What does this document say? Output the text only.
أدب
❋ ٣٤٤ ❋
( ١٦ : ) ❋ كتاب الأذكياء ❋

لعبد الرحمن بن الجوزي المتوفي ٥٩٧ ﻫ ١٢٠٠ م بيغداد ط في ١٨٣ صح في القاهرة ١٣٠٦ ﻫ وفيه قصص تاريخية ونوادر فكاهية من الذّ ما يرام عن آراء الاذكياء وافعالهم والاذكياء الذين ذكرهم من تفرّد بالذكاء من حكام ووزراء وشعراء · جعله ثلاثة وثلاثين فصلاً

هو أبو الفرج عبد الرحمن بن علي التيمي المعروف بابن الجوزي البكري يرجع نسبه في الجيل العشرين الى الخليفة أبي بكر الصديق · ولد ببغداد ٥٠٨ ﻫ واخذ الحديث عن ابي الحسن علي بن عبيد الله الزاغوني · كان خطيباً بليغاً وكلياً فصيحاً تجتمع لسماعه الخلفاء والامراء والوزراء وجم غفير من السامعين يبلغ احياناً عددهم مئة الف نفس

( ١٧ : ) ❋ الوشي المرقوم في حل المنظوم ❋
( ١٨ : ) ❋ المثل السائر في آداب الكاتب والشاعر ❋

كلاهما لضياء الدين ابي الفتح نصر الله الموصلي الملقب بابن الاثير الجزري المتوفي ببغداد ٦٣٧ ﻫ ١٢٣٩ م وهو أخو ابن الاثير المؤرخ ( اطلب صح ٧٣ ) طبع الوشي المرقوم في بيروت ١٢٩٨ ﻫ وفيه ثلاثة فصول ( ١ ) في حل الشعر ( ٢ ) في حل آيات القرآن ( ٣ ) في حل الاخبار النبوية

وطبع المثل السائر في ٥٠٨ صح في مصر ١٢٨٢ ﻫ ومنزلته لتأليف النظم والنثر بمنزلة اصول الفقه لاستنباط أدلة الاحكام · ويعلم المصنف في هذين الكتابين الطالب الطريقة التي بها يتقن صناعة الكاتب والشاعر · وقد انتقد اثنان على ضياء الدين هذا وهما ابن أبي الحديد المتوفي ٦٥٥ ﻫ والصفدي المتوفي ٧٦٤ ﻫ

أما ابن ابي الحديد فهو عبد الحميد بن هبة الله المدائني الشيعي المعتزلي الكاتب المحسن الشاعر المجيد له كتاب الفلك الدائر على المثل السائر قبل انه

###

REQUIREMENTS:
Looking at the entries above, state how many lines contain "المرقوم"; give the number alone.

SOLVED PROBLEM:
2